-- Texto de lectura --
***
Con la llegada del otoño y las jornadas más cortas de luz solar, se acerca uno de los ajustes más esperados del calendario: el cambio al horario de invierno. Este año, la fecha marcada será el domingo 27 de octubre de 2024, cuando, de madrugada, los relojes deberán atrasarse sesenta minutos.
A las 03:00 de la madrugada en la península y Baleares, los relojes volverán a marcar las 02:00, mientras que en Canarias el cambio tendrá lugar a las 02:00, regresando a la 01:00. De esta manera, esa jornada contará oficialmente con 25 horas, lo que se traduce en una hora más de descanso.
Una tradición regulada por normativa europea
El ajuste de relojes no es una costumbre reciente ni opcional: se encuentra regulado en el marco de la Directiva 2000/84/CE del Parlamento Europeo y, en España, por el Real Decreto 236/2002, que estableció de forma indefinida la aplicación del horario de verano y su finalización el último domingo de octubre.
Para garantizar la planificación a largo plazo, la Orden PCM/186/2022 fijó las fechas exactas de los cambios de hora desde 2022 hasta 2026. En este calendario oficial se incluye el actual, que indica que el horario de verano de 2024 finaliza el 27 de octubre. El documento completo puede consultarse en el Boletín Oficial del Estado (BOE).
Un debate aún abierto
Aunque cada año surge el debate sobre si debe mantenerse o eliminarse este sistema de horarios, lo cierto es que, por el momento, España sigue adaptándose a este ajuste estacional. La Comisión Europea llegó a proponer en 2018 la supresión de los cambios, pero la medida no ha sido adoptada definitivamente. En nuestro país, los expertos han aconsejado no precipitar decisiones y vincular cualquier reforma a los usos del tiempo de la sociedad.
Mientras tanto, los ciudadanos deberán preparar sus rutinas para este próximo cambio que, aunque supone un pequeño reajuste, marca el inicio de meses con atardeceres más tempranos y la entrada en pleno del horario de invierno.
***
-- Ejercicios propuestos --
1. Cita del texto sobre el cambio de hora el pasaje comprendido entre "Con la llegada" y "más de descanso.".
2. Enumera todas las normas jurídicas que menciona el texto sobre el cambio de hora, identificadas por su denominación oficial.
***
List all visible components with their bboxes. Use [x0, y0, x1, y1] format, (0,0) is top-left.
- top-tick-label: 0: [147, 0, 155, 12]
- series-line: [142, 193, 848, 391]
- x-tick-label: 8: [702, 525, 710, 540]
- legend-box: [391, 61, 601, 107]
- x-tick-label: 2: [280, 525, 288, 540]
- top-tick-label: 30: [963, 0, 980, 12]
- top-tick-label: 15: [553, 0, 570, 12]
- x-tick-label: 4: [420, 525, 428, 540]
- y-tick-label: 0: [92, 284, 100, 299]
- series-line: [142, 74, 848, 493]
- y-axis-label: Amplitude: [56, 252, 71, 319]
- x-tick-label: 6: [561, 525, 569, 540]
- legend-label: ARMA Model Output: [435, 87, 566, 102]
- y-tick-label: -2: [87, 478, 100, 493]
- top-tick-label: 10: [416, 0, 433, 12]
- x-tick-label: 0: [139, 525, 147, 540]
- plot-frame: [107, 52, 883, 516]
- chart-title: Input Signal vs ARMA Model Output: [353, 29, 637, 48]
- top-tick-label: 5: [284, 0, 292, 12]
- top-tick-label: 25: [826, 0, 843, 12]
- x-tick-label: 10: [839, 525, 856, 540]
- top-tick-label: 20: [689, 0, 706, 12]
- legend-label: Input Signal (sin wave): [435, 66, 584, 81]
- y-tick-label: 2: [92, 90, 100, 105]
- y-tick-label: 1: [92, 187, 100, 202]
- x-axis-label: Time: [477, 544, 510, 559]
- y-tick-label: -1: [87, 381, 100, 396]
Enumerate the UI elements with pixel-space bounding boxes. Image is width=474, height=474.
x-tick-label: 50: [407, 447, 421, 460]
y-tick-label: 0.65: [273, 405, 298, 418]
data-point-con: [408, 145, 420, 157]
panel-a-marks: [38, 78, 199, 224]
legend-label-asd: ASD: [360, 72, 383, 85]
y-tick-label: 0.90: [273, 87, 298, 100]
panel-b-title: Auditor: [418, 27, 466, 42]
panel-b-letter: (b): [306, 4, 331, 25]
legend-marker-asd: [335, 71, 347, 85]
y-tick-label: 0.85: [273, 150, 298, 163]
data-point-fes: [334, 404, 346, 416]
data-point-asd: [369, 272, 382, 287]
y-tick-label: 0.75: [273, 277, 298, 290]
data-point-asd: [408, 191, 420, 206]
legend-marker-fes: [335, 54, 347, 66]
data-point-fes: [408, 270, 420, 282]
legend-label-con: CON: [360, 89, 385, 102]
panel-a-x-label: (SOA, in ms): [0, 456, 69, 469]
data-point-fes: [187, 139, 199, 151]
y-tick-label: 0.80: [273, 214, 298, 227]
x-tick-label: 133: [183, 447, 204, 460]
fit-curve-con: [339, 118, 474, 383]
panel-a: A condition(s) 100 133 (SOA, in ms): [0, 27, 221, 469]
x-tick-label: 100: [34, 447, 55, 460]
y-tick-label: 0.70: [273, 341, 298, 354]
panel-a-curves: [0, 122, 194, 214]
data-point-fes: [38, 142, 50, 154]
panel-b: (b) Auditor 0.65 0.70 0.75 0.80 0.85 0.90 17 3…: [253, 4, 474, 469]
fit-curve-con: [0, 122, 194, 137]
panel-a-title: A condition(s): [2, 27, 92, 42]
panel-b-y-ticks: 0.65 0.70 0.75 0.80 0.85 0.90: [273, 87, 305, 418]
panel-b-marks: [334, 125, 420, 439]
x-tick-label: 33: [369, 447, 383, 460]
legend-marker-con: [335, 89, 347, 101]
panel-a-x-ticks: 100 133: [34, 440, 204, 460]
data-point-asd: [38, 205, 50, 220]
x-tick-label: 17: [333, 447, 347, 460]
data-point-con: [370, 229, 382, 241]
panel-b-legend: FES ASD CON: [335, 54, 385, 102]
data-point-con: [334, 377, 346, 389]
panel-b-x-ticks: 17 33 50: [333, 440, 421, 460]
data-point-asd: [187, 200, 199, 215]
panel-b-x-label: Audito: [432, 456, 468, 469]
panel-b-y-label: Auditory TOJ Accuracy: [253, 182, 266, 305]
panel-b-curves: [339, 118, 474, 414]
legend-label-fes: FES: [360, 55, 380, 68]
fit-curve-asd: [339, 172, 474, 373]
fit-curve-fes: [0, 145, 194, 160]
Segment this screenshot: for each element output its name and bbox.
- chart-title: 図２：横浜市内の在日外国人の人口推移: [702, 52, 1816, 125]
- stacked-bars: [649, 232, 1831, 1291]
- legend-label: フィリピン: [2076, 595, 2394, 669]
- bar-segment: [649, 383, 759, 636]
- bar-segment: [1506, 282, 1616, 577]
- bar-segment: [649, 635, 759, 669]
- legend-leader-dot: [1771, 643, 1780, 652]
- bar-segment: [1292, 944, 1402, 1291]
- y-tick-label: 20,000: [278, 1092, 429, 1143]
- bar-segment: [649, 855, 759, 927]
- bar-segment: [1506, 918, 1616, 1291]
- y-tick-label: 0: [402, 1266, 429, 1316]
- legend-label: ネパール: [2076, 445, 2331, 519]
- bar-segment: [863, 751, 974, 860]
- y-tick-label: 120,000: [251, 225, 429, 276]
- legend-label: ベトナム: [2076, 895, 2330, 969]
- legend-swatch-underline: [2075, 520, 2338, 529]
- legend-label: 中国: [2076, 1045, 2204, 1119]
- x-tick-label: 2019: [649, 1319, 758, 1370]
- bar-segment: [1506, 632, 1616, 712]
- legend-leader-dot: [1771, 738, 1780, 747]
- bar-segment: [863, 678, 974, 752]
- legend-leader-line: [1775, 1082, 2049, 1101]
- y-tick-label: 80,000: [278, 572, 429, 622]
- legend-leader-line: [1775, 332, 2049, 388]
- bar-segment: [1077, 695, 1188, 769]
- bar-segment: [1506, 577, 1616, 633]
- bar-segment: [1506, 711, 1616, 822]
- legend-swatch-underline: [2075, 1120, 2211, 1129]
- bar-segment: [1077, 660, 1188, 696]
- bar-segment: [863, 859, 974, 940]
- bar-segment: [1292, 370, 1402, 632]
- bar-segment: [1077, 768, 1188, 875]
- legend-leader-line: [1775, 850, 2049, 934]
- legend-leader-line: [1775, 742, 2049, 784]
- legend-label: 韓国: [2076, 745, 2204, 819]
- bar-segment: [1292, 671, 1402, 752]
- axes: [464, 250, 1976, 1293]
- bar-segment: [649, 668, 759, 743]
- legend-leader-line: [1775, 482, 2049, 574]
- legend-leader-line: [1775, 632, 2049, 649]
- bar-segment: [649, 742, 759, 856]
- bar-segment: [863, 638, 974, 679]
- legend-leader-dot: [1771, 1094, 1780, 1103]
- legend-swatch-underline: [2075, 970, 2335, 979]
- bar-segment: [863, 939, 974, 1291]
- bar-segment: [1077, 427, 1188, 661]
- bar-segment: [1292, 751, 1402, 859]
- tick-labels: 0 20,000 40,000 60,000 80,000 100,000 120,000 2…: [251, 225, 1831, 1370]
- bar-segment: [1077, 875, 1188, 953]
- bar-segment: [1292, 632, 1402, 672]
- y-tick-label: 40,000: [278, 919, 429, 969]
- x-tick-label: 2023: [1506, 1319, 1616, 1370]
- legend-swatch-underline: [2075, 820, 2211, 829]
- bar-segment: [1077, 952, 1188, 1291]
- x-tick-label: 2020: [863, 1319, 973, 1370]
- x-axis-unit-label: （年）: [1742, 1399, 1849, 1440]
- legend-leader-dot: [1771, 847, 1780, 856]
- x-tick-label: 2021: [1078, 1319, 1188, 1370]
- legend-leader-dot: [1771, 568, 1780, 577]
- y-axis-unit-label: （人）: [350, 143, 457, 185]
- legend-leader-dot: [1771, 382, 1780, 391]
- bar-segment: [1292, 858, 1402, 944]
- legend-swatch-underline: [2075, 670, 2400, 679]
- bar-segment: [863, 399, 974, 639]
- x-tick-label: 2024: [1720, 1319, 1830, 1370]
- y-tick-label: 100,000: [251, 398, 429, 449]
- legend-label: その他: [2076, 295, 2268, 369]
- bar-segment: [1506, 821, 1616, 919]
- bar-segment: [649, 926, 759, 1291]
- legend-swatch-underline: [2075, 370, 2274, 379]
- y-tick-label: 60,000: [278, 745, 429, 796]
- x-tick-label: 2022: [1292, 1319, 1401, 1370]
***
-- Soluciones --
1.
Con la llegada del otoño y las jornadas más cortas de luz solar, se acerca uno de los ajustes más esperados del calendario: el cambio al horario de invierno. Este año, la fecha marcada será el domingo 27 de octubre de 2024, cuando, de madrugada, los relojes deberán atrasarse sesenta minutos.
A las 03:00 de la madrugada en la península y Baleares, los relojes volverán a marcar las 02:00, mientras que en Canarias el cambio tendrá lugar a las 02:00, regresando a la 01:00. De esta manera, esa jornada contará oficialmente con 25 horas, lo que se traduce en una hora más de descanso.

2.
- Directiva 2000/84/CE del Parlamento Europeo
- Real Decreto 236/2002
- Orden PCM/186/2022